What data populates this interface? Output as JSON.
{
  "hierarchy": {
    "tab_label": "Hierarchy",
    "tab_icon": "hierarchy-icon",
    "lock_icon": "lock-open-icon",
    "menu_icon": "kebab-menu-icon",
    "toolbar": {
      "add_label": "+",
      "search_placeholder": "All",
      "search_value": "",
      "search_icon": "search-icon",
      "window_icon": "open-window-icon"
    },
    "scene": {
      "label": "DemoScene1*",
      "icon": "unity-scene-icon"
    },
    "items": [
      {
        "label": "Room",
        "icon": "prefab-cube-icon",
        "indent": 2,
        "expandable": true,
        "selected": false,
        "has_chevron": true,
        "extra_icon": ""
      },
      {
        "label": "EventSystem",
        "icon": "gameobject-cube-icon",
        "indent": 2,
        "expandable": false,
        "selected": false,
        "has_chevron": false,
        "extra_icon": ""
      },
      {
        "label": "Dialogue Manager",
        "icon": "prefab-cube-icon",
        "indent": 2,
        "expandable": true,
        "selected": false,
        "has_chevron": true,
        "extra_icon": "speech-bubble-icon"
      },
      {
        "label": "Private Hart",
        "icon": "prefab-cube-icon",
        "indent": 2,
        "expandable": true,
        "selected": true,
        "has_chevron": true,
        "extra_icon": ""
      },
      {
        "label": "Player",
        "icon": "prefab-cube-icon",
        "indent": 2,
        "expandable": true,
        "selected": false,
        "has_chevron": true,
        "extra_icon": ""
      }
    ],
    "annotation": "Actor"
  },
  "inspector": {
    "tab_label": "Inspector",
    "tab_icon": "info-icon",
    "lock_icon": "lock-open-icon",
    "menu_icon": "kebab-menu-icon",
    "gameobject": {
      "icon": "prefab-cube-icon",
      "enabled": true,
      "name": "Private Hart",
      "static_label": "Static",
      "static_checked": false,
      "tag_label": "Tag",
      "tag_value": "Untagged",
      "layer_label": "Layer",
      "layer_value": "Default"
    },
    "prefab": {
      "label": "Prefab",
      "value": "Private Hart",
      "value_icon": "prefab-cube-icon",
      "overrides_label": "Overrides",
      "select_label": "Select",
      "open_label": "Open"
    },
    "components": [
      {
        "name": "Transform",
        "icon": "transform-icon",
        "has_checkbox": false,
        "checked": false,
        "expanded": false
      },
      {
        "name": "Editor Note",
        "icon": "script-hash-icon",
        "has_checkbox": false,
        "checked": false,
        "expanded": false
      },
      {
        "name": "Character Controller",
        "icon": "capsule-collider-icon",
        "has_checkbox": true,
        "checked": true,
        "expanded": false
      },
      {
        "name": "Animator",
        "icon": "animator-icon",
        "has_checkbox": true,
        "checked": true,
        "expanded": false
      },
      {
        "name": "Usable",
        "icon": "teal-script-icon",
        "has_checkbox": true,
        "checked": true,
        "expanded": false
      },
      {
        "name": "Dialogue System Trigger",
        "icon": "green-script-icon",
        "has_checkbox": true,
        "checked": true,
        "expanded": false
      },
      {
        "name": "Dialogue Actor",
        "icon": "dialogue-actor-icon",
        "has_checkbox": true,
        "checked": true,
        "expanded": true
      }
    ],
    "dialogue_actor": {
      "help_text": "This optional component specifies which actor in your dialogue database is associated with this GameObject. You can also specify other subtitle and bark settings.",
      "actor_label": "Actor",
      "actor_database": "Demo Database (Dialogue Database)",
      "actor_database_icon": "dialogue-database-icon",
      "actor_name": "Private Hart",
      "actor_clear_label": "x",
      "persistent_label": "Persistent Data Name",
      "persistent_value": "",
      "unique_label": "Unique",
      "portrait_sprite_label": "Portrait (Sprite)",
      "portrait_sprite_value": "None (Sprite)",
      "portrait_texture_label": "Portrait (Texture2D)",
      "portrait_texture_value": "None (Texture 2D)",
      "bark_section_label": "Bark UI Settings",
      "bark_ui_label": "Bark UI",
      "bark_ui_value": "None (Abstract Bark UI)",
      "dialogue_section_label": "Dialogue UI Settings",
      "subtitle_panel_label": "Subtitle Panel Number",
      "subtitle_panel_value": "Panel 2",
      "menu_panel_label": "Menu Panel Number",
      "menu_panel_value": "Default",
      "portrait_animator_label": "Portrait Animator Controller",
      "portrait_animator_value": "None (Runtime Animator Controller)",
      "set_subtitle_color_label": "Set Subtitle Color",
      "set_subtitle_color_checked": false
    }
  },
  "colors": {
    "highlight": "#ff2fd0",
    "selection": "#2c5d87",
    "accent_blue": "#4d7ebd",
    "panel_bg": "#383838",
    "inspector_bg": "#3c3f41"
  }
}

#####

Your goal: Make an exact copy of the records.

Reply to the exercise:
What data populates this interface? Output as JSON.
{
  "hierarchy": {
    "tab_label": "Hierarchy",
    "tab_icon": "hierarchy-icon",
    "lock_icon": "lock-open-icon",
    "menu_icon": "kebab-menu-icon",
    "toolbar": {
      "add_label": "+",
      "search_placeholder": "All",
      "search_value": "",
      "search_icon": "search-icon",
      "window_icon": "open-window-icon"
    },
    "scene": {
      "label": "DemoScene1*",
      "icon": "unity-scene-icon"
    },
    "items": [
      {
        "label": "Room",
        "icon": "prefab-cube-icon",
        "indent": 2,
        "expandable": true,
        "selected": false,
        "has_chevron": true,
        "extra_icon": ""
      },
      {
        "label": "EventSystem",
        "icon": "gameobject-cube-icon",
        "indent": 2,
        "expandable": false,
        "selected": false,
        "has_chevron": false,
        "extra_icon": ""
      },
      {
        "label": "Dialogue Manager",
        "icon": "prefab-cube-icon",
        "indent": 2,
        "expandable": true,
        "selected": false,
        "has_chevron": true,
        "extra_icon": "speech-bubble-icon"
      },
      {
        "label": "Private Hart",
        "icon": "prefab-cube-icon",
        "indent": 2,
        "expandable": true,
        "selected": true,
        "has_chevron": true,
        "extra_icon": ""
      },
      {
        "label": "Player",
        "icon": "prefab-cube-icon",
        "indent": 2,
        "expandable": true,
        "selected": false,
        "has_chevron": true,
        "extra_icon": ""
      }
    ],
    "annotation": "Actor"
  },
  "inspector": {
    "tab_label": "Inspector",
    "tab_icon": "info-icon",
    "lock_icon": "lock-open-icon",
    "menu_icon": "kebab-menu-icon",
    "gameobject": {
      "icon": "prefab-cube-icon",
      "enabled": true,
      "name": "Private Hart",
      "static_label": "Static",
      "static_checked": false,
      "tag_label": "Tag",
      "tag_value": "Untagged",
      "layer_label": "Layer",
      "layer_value": "Default"
    },
    "prefab": {
      "label": "Prefab",
      "value": "Private Hart",
      "value_icon": "prefab-cube-icon",
      "overrides_label": "Overrides",
      "select_label": "Select",
      "open_label": "Open"
    },
    "components": [
      {
        "name": "Transform",
        "icon": "transform-icon",
        "has_checkbox": false,
        "checked": false,
        "expanded": false
      },
      {
        "name": "Editor Note",
        "icon": "script-hash-icon",
        "has_checkbox": false,
        "checked": false,
        "expanded": false
      },
      {
        "name": "Character Controller",
        "icon": "capsule-collider-icon",
        "has_checkbox": true,
        "checked": true,
        "expanded": false
      },
      {
        "name": "Animator",
        "icon": "animator-icon",
        "has_checkbox": true,
        "checked": true,
        "expanded": false
      },
      {
        "name": "Usable",
        "icon": "teal-script-icon",
        "has_checkbox": true,
        "checked": true,
        "expanded": false
      },
      {
        "name": "Dialogue System Trigger",
        "icon": "green-script-icon",
        "has_checkbox": true,
        "checked": true,
        "expanded": false
      },
      {
        "name": "Dialogue Actor",
        "icon": "dialogue-actor-icon",
        "has_checkbox": true,
        "checked": true,
        "expanded": true
      }
    ],
    "dialogue_actor": {
      "help_text": "This optional component specifies which actor in your dialogue database is associated with this GameObject. You can also specify other subtitle and bark settings.",
      "actor_label": "Actor",
      "actor_database": "Demo Database (Dialogue Database)",
      "actor_database_icon": "dialogue-database-icon",
      "actor_name": "Private Hart",
      "actor_clear_label": "x",
      "persistent_label": "Persistent Data Name",
      "persistent_value": "",
      "unique_label": "Unique",
      "portrait_sprite_label": "Portrait (Sprite)",
      "portrait_sprite_value": "None (Sprite)",
      "portrait_texture_label": "Portrait (Texture2D)",
      "portrait_texture_value": "None (Texture 2D)",
      "bark_section_label": "Bark UI Settings",
      "bark_ui_label": "Bark UI",
      "bark_ui_value": "None (Abstract Bark UI)",
      "dialogue_section_label": "Dialogue UI Settings",
      "subtitle_panel_label": "Subtitle Panel Number",
      "subtitle_panel_value": "Panel 2",
      "menu_panel_label": "Menu Panel Number",
      "menu_panel_value": "Default",
      "portrait_animator_label": "Portrait Animator Controller",
      "portrait_animator_value": "None (Runtime Animator Controller)",
      "set_subtitle_color_label": "Set Subtitle Color",
      "set_subtitle_color_checked": false
    }
  },
  "colors": {
    "highlight": "#ff2fd0",
    "selection": "#2c5d87",
    "accent_blue": "#4d7ebd",
    "panel_bg": "#383838",
    "inspector_bg": "#3c3f41"
  }
}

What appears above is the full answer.